(Figure content listings)
———

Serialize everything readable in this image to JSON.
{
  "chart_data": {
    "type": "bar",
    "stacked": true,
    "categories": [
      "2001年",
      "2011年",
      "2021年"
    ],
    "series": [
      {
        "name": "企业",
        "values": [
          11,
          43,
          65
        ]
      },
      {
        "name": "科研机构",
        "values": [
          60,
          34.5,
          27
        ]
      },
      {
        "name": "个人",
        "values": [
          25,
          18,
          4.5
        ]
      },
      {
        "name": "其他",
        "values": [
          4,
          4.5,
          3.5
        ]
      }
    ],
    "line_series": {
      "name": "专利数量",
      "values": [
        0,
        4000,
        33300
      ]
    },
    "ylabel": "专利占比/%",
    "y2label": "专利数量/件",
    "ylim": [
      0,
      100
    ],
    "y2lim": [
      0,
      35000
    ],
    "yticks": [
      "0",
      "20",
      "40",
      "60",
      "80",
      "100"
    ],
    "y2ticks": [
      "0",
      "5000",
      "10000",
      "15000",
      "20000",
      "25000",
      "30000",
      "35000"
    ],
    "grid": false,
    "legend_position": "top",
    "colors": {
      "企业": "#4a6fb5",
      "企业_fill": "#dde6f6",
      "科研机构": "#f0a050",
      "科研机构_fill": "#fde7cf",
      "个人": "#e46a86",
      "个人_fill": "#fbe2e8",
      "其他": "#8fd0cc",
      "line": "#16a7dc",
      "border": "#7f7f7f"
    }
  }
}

———

_Objective_
The data above must be returned in full, exactly as written.

_Final answer_
Serialize everything readable in this image to JSON.
{
  "chart_data": {
    "type": "bar",
    "stacked": true,
    "categories": [
      "2001年",
      "2011年",
      "2021年"
    ],
    "series": [
      {
        "name": "企业",
        "values": [
          11,
          43,
          65
        ]
      },
      {
        "name": "科研机构",
        "values": [
          60,
          34.5,
          27
        ]
      },
      {
        "name": "个人",
        "values": [
          25,
          18,
          4.5
        ]
      },
      {
        "name": "其他",
        "values": [
          4,
          4.5,
          3.5
        ]
      }
    ],
    "line_series": {
      "name": "专利数量",
      "values": [
        0,
        4000,
        33300
      ]
    },
    "ylabel": "专利占比/%",
    "y2label": "专利数量/件",
    "ylim": [
      0,
      100
    ],
    "y2lim": [
      0,
      35000
    ],
    "yticks": [
      "0",
      "20",
      "40",
      "60",
      "80",
      "100"
    ],
    "y2ticks": [
      "0",
      "5000",
      "10000",
      "15000",
      "20000",
      "25000",
      "30000",
      "35000"
    ],
    "grid": false,
    "legend_position": "top",
    "colors": {
      "企业": "#4a6fb5",
      "企业_fill": "#dde6f6",
      "科研机构": "#f0a050",
      "科研机构_fill": "#fde7cf",
      "个人": "#e46a86",
      "个人_fill": "#fbe2e8",
      "其他": "#8fd0cc",
      "line": "#16a7dc",
      "border": "#7f7f7f"
    }
  }
}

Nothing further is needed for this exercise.